* Information supplied *
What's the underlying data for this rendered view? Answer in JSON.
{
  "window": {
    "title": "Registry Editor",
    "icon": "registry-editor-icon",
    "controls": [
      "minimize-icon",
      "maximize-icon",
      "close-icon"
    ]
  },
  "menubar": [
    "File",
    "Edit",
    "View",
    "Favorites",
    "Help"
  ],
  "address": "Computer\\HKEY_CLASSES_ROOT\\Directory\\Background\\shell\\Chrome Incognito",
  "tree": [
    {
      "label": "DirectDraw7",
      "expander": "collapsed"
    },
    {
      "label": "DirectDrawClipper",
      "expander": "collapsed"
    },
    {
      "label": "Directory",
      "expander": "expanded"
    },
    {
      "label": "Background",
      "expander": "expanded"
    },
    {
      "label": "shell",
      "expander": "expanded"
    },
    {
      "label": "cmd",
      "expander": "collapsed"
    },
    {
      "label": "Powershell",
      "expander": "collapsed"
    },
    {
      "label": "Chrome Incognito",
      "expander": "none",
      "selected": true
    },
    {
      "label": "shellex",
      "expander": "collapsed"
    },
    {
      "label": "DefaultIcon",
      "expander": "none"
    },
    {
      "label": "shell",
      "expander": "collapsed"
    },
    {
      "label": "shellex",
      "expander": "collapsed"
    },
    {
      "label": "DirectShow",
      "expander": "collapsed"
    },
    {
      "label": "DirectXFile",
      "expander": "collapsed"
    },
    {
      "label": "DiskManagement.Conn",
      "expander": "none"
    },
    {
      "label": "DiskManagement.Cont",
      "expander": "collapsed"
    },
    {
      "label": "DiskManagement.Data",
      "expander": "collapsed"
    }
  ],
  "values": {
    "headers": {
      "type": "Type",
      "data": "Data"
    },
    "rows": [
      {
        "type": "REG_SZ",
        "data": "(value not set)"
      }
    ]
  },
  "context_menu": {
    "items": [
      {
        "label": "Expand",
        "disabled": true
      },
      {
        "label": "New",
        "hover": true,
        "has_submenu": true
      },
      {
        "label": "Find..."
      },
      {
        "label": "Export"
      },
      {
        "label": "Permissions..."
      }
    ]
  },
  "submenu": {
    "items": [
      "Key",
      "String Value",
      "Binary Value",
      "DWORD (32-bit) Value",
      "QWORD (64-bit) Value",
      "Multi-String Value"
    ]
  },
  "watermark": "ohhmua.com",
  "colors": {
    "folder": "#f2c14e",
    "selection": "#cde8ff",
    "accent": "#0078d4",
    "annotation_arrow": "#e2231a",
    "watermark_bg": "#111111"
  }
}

* What to produce *
Pull out every line of the records that includes the string "Incognito".

* In response *
  "address": "Computer\\HKEY_CLASSES_ROOT\\Directory\\Background\\shell\\Chrome Incognito",
      "label": "Chrome Incognito",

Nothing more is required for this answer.